Directions for this task:
Go through the listing and write out all of it exactly.

Recorded information:

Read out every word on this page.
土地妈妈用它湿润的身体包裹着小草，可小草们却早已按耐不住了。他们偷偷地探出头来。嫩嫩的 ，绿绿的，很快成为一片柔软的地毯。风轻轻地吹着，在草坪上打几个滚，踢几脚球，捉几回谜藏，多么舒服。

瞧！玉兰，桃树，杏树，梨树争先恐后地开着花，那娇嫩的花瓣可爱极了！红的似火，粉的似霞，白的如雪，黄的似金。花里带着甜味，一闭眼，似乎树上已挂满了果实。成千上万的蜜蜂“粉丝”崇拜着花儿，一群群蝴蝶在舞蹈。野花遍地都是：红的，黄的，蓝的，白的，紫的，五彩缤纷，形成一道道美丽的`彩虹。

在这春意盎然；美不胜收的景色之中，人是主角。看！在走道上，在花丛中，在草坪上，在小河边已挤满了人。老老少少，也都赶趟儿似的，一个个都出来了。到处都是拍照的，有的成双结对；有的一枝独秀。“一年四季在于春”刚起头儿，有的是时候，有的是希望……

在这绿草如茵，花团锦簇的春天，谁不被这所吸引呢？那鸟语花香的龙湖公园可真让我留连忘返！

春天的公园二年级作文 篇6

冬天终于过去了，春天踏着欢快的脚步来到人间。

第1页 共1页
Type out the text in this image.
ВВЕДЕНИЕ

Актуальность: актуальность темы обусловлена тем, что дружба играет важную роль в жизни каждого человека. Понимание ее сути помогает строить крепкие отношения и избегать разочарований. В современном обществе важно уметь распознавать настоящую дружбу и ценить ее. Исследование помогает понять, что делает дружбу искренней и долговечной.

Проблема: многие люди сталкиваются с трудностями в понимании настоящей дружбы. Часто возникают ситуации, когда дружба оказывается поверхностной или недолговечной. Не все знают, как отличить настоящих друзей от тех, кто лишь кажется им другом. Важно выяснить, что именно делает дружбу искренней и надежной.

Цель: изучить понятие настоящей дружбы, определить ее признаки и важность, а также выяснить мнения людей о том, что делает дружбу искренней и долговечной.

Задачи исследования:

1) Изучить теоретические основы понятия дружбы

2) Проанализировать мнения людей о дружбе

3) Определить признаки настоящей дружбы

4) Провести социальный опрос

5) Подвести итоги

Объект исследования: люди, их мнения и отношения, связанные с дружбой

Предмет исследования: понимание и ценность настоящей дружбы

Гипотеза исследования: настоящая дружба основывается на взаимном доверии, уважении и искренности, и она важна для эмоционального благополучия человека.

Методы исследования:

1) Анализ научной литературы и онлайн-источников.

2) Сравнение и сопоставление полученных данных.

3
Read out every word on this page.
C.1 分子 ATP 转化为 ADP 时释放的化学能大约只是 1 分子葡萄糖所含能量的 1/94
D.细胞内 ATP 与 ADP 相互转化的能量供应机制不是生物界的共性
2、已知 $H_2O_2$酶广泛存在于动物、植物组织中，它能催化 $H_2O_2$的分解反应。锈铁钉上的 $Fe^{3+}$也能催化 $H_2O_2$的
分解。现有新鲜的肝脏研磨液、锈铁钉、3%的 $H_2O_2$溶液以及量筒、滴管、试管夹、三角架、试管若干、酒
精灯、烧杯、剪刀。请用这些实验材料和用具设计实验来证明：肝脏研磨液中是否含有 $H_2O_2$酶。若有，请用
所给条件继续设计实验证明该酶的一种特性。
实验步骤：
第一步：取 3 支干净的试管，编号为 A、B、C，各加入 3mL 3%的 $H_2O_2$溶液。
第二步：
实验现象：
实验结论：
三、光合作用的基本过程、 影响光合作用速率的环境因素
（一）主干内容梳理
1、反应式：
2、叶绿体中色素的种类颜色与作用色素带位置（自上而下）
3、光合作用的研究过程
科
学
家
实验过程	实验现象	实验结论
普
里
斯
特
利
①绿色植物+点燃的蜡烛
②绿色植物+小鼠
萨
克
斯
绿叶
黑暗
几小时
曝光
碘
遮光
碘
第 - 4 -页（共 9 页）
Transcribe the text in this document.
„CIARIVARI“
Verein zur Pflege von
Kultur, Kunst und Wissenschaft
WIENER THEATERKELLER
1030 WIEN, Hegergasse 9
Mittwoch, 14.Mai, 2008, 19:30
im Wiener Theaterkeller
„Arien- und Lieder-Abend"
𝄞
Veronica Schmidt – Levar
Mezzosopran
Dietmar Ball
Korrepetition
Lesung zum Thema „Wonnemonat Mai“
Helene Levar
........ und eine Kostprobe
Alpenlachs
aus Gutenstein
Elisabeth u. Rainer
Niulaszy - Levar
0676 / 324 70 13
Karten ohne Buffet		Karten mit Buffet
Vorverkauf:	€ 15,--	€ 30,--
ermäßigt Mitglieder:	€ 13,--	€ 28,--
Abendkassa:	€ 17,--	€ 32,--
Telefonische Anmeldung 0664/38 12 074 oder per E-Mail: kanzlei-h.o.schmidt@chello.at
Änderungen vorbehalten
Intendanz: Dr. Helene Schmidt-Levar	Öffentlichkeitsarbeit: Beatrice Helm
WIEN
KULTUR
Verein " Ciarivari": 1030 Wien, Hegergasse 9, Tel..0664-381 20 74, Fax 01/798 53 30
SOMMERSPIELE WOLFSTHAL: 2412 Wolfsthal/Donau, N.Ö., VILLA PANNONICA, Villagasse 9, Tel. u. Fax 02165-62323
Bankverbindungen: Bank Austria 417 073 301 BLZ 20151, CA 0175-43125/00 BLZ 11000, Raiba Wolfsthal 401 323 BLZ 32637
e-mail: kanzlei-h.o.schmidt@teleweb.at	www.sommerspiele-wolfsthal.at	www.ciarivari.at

Output below:
Read out every word on this page.
土地妈妈用它湿润的身体包裹着小草，可小草们却早已按耐不住了。他们偷偷地探出头来。嫩嫩的 ，绿绿的，很快成为一片柔软的地毯。风轻轻地吹着，在草坪上打几个滚，踢几脚球，捉几回谜藏，多么舒服。

瞧！玉兰，桃树，杏树，梨树争先恐后地开着花，那娇嫩的花瓣可爱极了！红的似火，粉的似霞，白的如雪，黄的似金。花里带着甜味，一闭眼，似乎树上已挂满了果实。成千上万的蜜蜂“粉丝”崇拜着花儿，一群群蝴蝶在舞蹈。野花遍地都是：红的，黄的，蓝的，白的，紫的，五彩缤纷，形成一道道美丽的`彩虹。

在这春意盎然；美不胜收的景色之中，人是主角。看！在走道上，在花丛中，在草坪上，在小河边已挤满了人。老老少少，也都赶趟儿似的，一个个都出来了。到处都是拍照的，有的成双结对；有的一枝独秀。“一年四季在于春”刚起头儿，有的是时候，有的是希望……

在这绿草如茵，花团锦簇的春天，谁不被这所吸引呢？那鸟语花香的龙湖公园可真让我留连忘返！

春天的公园二年级作文 篇6

冬天终于过去了，春天踏着欢快的脚步来到人间。

第1页 共1页
Type out the text in this image.
ВВЕДЕНИЕ

Актуальность: актуальность темы обусловлена тем, что дружба играет важную роль в жизни каждого человека. Понимание ее сути помогает строить крепкие отношения и избегать разочарований. В современном обществе важно уметь распознавать настоящую дружбу и ценить ее. Исследование помогает понять, что делает дружбу искренней и долговечной.

Проблема: многие люди сталкиваются с трудностями в понимании настоящей дружбы. Часто возникают ситуации, когда дружба оказывается поверхностной или недолговечной. Не все знают, как отличить настоящих друзей от тех, кто лишь кажется им другом. Важно выяснить, что именно делает дружбу искренней и надежной.

Цель: изучить понятие настоящей дружбы, определить ее признаки и важность, а также выяснить мнения людей о том, что делает дружбу искренней и долговечной.

Задачи исследования:

1) Изучить теоретические основы понятия дружбы

2) Проанализировать мнения людей о дружбе

3) Определить признаки настоящей дружбы

4) Провести социальный опрос

5) Подвести итоги

Объект исследования: люди, их мнения и отношения, связанные с дружбой

Предмет исследования: понимание и ценность настоящей дружбы

Гипотеза исследования: настоящая дружба основывается на взаимном доверии, уважении и искренности, и она важна для эмоционального благополучия человека.

Методы исследования:

1) Анализ научной литературы и онлайн-источников.

2) Сравнение и сопоставление полученных данных.

3
Read out every word on this page.
C.1 分子 ATP 转化为 ADP 时释放的化学能大约只是 1 分子葡萄糖所含能量的 1/94
D.细胞内 ATP 与 ADP 相互转化的能量供应机制不是生物界的共性
2、已知 $H_2O_2$酶广泛存在于动物、植物组织中，它能催化 $H_2O_2$的分解反应。锈铁钉上的 $Fe^{3+}$也能催化 $H_2O_2$的
分解。现有新鲜的肝脏研磨液、锈铁钉、3%的 $H_2O_2$溶液以及量筒、滴管、试管夹、三角架、试管若干、酒
精灯、烧杯、剪刀。请用这些实验材料和用具设计实验来证明：肝脏研磨液中是否含有 $H_2O_2$酶。若有，请用
所给条件继续设计实验证明该酶的一种特性。
实验步骤：
第一步：取 3 支干净的试管，编号为 A、B、C，各加入 3mL 3%的 $H_2O_2$溶液。
第二步：
实验现象：
实验结论：
三、光合作用的基本过程、 影响光合作用速率的环境因素
（一）主干内容梳理
1、反应式：
2、叶绿体中色素的种类颜色与作用色素带位置（自上而下）
3、光合作用的研究过程
科
学
家
实验过程	实验现象	实验结论
普
里
斯
特
利
①绿色植物+点燃的蜡烛
②绿色植物+小鼠
萨
克
斯
绿叶
黑暗
几小时
曝光
碘
遮光
碘
第 - 4 -页（共 9 页）
Transcribe the text in this document.
„CIARIVARI“
Verein zur Pflege von
Kultur, Kunst und Wissenschaft
WIENER THEATERKELLER
1030 WIEN, Hegergasse 9
Mittwoch, 14.Mai, 2008, 19:30
im Wiener Theaterkeller
„Arien- und Lieder-Abend"
𝄞
Veronica Schmidt – Levar
Mezzosopran
Dietmar Ball
Korrepetition
Lesung zum Thema „Wonnemonat Mai“
Helene Levar
........ und eine Kostprobe
Alpenlachs
aus Gutenstein
Elisabeth u. Rainer
Niulaszy - Levar
0676 / 324 70 13
Karten ohne Buffet		Karten mit Buffet
Vorverkauf:	€ 15,--	€ 30,--
ermäßigt Mitglieder:	€ 13,--	€ 28,--
Abendkassa:	€ 17,--	€ 32,--
Telefonische Anmeldung 0664/38 12 074 oder per E-Mail: kanzlei-h.o.schmidt@chello.at
Änderungen vorbehalten
Intendanz: Dr. Helene Schmidt-Levar	Öffentlichkeitsarbeit: Beatrice Helm
WIEN
KULTUR
Verein " Ciarivari": 1030 Wien, Hegergasse 9, Tel..0664-381 20 74, Fax 01/798 53 30
SOMMERSPIELE WOLFSTHAL: 2412 Wolfsthal/Donau, N.Ö., VILLA PANNONICA, Villagasse 9, Tel. u. Fax 02165-62323
Bankverbindungen: Bank Austria 417 073 301 BLZ 20151, CA 0175-43125/00 BLZ 11000, Raiba Wolfsthal 401 323 BLZ 32637
e-mail: kanzlei-h.o.schmidt@teleweb.at	www.sommerspiele-wolfsthal.at	www.ciarivari.at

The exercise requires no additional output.